What is asked —
Repeat every line below exactly as it reads.

Supplied material —
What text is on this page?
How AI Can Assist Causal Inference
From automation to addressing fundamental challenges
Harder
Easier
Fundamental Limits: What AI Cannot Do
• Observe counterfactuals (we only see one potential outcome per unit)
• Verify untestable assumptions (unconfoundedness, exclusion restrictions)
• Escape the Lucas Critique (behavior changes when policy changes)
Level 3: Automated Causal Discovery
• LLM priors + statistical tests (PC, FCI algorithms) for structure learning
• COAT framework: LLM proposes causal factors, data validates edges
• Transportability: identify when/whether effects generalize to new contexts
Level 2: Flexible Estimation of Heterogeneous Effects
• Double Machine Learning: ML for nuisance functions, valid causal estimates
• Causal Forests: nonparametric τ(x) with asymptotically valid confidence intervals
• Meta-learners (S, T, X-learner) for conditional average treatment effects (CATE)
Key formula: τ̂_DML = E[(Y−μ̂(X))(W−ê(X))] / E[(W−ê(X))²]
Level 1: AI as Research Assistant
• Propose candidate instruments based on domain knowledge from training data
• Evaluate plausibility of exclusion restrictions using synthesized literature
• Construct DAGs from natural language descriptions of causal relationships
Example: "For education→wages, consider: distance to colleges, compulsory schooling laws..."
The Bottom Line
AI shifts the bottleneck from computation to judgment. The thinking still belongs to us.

Written solution —
What text is on this page?
How AI Can Assist Causal Inference
From automation to addressing fundamental challenges
Harder
Easier
Fundamental Limits: What AI Cannot Do
• Observe counterfactuals (we only see one potential outcome per unit)
• Verify untestable assumptions (unconfoundedness, exclusion restrictions)
• Escape the Lucas Critique (behavior changes when policy changes)
Level 3: Automated Causal Discovery
• LLM priors + statistical tests (PC, FCI algorithms) for structure learning
• COAT framework: LLM proposes causal factors, data validates edges
• Transportability: identify when/whether effects generalize to new contexts
Level 2: Flexible Estimation of Heterogeneous Effects
• Double Machine Learning: ML for nuisance functions, valid causal estimates
• Causal Forests: nonparametric τ(x) with asymptotically valid confidence intervals
• Meta-learners (S, T, X-learner) for conditional average treatment effects (CATE)
Key formula: τ̂_DML = E[(Y−μ̂(X))(W−ê(X))] / E[(W−ê(X))²]
Level 1: AI as Research Assistant
• Propose candidate instruments based on domain knowledge from training data
• Evaluate plausibility of exclusion restrictions using synthesized literature
• Construct DAGs from natural language descriptions of causal relationships
Example: "For education→wages, consider: distance to colleges, compulsory schooling laws..."
The Bottom Line
AI shifts the bottleneck from computation to judgment. The thinking still belongs to us.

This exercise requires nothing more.